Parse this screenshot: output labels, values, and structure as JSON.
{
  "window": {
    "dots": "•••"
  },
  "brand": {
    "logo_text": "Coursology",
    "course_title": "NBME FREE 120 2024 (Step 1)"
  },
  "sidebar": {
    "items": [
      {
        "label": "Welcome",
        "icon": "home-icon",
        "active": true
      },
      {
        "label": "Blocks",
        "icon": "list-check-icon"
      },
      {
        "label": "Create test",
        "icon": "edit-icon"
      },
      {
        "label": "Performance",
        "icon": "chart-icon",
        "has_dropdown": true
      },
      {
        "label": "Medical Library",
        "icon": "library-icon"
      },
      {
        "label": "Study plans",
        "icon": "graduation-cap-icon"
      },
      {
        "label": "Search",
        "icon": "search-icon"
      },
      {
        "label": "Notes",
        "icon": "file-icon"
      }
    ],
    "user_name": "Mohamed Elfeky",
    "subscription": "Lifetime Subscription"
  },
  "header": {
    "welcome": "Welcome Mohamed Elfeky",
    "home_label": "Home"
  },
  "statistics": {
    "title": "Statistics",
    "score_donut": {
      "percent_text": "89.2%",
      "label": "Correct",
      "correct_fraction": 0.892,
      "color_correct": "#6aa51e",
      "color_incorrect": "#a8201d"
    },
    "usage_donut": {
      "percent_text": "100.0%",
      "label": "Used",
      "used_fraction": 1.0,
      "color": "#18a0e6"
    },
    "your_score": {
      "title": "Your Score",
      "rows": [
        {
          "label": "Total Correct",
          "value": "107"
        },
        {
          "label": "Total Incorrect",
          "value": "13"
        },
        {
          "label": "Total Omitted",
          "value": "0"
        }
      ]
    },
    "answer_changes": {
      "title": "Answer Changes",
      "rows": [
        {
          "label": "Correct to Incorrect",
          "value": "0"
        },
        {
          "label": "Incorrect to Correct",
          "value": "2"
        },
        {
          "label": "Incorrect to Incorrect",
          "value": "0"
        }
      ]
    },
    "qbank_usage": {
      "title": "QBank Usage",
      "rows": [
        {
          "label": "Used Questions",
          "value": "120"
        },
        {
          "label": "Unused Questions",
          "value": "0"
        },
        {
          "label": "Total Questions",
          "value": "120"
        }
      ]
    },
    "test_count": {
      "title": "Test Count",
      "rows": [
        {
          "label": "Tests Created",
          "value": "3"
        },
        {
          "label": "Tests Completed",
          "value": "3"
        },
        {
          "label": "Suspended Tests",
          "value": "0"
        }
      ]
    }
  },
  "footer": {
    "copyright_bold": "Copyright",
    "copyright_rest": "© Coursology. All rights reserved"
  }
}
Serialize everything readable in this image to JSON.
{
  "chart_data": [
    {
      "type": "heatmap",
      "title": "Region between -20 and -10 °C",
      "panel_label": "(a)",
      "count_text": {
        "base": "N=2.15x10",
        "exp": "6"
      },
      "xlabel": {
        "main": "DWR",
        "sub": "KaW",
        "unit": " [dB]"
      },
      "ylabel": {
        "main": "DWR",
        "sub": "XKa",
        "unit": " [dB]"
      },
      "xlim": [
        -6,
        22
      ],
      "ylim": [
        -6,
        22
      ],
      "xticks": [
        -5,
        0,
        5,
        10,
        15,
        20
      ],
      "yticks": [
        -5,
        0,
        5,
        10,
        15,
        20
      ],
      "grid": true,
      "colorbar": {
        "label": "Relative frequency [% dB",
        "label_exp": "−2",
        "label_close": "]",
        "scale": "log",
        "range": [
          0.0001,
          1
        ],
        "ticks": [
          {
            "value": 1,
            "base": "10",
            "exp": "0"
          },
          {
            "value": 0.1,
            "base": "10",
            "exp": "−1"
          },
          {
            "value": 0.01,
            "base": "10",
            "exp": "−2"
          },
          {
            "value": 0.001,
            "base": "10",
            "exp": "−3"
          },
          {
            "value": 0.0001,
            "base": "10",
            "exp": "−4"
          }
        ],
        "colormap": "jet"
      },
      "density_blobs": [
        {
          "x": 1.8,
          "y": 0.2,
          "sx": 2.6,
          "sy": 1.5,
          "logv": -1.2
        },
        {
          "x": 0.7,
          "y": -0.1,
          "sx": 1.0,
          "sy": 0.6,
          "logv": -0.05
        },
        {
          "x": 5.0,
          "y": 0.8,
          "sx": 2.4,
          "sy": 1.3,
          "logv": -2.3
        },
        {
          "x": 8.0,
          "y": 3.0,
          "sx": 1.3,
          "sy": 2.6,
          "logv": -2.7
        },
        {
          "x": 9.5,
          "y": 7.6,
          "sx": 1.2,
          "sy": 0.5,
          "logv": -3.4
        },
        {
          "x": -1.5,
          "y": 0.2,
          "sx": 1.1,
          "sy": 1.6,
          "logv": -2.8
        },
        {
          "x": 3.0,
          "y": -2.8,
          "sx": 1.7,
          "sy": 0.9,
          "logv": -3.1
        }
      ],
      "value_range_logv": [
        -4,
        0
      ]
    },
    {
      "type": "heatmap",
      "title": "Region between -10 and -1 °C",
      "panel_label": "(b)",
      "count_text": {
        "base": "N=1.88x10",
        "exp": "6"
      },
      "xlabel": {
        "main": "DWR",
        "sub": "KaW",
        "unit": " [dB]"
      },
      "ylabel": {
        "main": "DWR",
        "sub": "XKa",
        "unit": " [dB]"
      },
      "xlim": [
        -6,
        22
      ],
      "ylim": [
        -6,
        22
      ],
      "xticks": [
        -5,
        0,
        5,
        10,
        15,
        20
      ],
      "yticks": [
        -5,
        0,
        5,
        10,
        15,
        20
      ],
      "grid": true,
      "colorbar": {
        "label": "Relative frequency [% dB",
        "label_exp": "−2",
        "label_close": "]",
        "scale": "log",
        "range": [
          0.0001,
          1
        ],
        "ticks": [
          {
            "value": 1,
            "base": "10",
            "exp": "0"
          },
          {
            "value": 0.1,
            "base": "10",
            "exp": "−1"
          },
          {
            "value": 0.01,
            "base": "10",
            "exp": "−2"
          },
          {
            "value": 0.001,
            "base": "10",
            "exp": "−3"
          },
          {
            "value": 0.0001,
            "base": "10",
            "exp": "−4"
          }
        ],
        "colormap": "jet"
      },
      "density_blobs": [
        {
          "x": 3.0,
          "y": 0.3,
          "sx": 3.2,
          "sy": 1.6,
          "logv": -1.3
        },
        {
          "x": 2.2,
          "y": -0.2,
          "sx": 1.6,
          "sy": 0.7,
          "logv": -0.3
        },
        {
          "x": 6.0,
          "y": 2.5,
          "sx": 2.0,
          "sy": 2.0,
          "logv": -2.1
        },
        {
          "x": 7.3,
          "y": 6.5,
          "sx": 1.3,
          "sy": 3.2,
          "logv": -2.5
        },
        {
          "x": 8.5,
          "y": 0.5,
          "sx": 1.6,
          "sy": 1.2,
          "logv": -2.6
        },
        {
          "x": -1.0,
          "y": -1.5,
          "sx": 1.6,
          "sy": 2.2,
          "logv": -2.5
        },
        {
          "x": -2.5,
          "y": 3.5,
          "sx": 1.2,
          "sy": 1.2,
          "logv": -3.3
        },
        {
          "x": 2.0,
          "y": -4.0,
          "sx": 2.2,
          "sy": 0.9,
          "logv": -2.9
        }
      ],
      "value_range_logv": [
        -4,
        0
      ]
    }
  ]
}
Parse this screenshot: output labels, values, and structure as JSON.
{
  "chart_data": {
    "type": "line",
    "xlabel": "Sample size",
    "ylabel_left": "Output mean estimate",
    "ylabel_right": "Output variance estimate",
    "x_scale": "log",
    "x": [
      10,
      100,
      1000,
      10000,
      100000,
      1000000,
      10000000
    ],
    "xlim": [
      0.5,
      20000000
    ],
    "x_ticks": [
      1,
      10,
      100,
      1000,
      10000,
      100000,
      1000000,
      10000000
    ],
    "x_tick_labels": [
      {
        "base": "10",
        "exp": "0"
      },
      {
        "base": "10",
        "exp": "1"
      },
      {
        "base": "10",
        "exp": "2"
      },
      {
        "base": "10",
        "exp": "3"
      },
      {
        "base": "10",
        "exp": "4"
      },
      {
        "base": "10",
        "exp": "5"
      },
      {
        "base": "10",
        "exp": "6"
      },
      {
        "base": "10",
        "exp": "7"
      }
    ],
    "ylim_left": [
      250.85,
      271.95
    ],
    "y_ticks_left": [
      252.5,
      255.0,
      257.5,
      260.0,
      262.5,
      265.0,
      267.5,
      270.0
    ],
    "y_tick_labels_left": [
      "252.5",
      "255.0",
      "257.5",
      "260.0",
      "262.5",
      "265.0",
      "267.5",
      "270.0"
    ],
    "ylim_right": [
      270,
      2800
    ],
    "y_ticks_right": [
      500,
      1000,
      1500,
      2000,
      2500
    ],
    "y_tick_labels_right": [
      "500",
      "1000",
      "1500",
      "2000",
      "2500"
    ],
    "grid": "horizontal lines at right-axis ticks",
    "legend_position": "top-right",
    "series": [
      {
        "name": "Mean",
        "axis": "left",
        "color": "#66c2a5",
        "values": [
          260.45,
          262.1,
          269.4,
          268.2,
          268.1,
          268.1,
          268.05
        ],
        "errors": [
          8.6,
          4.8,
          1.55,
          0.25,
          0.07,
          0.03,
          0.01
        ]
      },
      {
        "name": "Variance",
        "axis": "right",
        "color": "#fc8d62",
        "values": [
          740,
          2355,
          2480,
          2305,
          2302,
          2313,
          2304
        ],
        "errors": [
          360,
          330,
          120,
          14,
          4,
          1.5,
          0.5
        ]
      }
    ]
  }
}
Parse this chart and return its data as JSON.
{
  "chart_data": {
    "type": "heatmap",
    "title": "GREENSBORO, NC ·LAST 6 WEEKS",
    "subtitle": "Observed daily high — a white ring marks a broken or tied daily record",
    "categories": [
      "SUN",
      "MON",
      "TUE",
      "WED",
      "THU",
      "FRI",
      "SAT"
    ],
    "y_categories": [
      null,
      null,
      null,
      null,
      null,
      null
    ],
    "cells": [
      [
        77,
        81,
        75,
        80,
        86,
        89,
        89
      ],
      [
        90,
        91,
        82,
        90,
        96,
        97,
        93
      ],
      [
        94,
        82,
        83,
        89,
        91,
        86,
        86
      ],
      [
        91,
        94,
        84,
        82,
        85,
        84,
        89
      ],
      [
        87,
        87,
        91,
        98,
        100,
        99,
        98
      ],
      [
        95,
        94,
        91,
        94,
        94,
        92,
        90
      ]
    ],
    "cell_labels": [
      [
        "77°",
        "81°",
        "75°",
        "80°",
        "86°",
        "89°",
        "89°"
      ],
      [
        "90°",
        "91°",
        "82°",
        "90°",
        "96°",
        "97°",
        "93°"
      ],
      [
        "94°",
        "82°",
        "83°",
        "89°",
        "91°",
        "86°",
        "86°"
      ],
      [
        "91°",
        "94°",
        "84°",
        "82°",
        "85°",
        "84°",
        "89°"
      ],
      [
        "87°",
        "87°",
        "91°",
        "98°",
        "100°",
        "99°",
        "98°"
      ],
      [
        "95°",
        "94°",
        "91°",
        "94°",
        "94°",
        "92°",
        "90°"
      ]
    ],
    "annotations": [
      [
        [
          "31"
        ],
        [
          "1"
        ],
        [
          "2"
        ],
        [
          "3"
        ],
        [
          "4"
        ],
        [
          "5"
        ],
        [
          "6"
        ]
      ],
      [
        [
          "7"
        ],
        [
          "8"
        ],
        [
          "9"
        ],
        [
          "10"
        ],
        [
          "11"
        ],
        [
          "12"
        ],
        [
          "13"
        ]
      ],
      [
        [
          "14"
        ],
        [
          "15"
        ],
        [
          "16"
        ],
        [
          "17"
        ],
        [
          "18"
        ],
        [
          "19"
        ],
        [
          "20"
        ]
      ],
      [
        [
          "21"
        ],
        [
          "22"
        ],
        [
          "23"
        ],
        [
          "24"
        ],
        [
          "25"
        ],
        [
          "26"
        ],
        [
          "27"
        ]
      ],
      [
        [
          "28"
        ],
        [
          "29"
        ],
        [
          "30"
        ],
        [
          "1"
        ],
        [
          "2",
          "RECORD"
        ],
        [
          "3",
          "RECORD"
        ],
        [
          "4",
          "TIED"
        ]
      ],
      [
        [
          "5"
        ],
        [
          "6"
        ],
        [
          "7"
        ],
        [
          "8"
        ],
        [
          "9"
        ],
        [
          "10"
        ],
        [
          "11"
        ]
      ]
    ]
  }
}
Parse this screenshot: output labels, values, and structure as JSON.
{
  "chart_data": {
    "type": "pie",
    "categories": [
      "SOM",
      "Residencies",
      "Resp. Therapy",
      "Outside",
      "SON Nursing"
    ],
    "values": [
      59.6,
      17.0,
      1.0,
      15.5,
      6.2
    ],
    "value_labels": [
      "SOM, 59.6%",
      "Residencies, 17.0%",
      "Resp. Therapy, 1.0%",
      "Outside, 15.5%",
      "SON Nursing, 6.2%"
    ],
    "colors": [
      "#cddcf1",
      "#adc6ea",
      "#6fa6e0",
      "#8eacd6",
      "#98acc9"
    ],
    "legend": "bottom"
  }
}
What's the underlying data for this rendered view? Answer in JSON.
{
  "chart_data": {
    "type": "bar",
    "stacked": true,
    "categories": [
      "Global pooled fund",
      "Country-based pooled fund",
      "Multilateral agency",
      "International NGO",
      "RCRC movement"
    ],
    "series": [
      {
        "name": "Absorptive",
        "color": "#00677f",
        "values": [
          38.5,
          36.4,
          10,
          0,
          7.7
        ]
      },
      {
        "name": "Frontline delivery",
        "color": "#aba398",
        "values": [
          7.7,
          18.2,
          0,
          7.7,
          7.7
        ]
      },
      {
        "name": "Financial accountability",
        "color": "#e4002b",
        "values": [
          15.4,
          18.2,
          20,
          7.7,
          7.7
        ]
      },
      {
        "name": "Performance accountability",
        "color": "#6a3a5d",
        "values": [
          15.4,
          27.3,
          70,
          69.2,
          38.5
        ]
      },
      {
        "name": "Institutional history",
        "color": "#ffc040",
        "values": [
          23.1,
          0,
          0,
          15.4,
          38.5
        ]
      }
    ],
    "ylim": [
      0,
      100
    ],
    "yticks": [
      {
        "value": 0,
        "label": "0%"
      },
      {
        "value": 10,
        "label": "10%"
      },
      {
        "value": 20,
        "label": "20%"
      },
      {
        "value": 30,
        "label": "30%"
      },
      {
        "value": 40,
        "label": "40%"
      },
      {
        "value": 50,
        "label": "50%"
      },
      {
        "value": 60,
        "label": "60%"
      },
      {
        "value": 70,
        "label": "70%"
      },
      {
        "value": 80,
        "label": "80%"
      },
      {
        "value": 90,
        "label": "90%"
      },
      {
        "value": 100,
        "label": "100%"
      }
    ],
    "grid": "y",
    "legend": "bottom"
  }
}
§
[Exercise details] Find the lines that include the string "between", then copy each of them.

[Full response]
      "title": "Region between -20 and -10 °C",
      "title": "Region between -10 and -1 °C",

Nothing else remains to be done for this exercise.